Exactly as given, repeat all of the entries.

(Stored dataset items)
◆ ◆ ◆ ◆ ◆ ◆ ◆
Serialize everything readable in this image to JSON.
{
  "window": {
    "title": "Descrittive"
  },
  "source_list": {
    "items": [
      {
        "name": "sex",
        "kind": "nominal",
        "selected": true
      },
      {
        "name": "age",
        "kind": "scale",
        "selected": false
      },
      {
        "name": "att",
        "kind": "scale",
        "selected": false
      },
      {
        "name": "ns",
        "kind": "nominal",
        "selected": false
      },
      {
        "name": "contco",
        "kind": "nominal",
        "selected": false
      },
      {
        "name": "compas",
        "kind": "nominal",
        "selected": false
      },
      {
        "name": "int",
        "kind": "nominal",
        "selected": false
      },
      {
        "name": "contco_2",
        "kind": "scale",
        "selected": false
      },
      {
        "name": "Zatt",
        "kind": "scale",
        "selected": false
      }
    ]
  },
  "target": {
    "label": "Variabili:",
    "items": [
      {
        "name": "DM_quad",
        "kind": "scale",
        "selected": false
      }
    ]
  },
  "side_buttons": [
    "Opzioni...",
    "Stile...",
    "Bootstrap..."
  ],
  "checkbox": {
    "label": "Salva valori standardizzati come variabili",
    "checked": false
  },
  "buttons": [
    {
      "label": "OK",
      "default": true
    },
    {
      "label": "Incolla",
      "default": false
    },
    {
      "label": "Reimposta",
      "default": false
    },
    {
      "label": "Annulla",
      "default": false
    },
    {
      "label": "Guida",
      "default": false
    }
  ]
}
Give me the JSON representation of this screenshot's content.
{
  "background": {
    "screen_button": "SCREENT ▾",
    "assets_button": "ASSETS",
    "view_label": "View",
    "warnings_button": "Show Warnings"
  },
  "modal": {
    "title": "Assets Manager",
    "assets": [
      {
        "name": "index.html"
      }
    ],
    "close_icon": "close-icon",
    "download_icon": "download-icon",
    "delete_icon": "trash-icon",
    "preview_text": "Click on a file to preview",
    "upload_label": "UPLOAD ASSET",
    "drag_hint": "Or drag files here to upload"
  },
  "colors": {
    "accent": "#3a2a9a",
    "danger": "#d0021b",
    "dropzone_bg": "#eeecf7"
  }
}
◆ ◆ ◆ ◆ ◆ ◆ ◆
* _Exercise response_:
Serialize everything readable in this image to JSON.
{
  "window": {
    "title": "Descrittive"
  },
  "source_list": {
    "items": [
      {
        "name": "sex",
        "kind": "nominal",
        "selected": true
      },
      {
        "name": "age",
        "kind": "scale",
        "selected": false
      },
      {
        "name": "att",
        "kind": "scale",
        "selected": false
      },
      {
        "name": "ns",
        "kind": "nominal",
        "selected": false
      },
      {
        "name": "contco",
        "kind": "nominal",
        "selected": false
      },
      {
        "name": "compas",
        "kind": "nominal",
        "selected": false
      },
      {
        "name": "int",
        "kind": "nominal",
        "selected": false
      },
      {
        "name": "contco_2",
        "kind": "scale",
        "selected": false
      },
      {
        "name": "Zatt",
        "kind": "scale",
        "selected": false
      }
    ]
  },
  "target": {
    "label": "Variabili:",
    "items": [
      {
        "name": "DM_quad",
        "kind": "scale",
        "selected": false
      }
    ]
  },
  "side_buttons": [
    "Opzioni...",
    "Stile...",
    "Bootstrap..."
  ],
  "checkbox": {
    "label": "Salva valori standardizzati come variabili",
    "checked": false
  },
  "buttons": [
    {
      "label": "OK",
      "default": true
    },
    {
      "label": "Incolla",
      "default": false
    },
    {
      "label": "Reimposta",
      "default": false
    },
    {
      "label": "Annulla",
      "default": false
    },
    {
      "label": "Guida",
      "default": false
    }
  ]
}
Give me the JSON representation of this screenshot's content.
{
  "background": {
    "screen_button": "SCREENT ▾",
    "assets_button": "ASSETS",
    "view_label": "View",
    "warnings_button": "Show Warnings"
  },
  "modal": {
    "title": "Assets Manager",
    "assets": [
      {
        "name": "index.html"
      }
    ],
    "close_icon": "close-icon",
    "download_icon": "download-icon",
    "delete_icon": "trash-icon",
    "preview_text": "Click on a file to preview",
    "upload_label": "UPLOAD ASSET",
    "drag_hint": "Or drag files here to upload"
  },
  "colors": {
    "accent": "#3a2a9a",
    "danger": "#d0021b",
    "dropzone_bg": "#eeecf7"
  }
}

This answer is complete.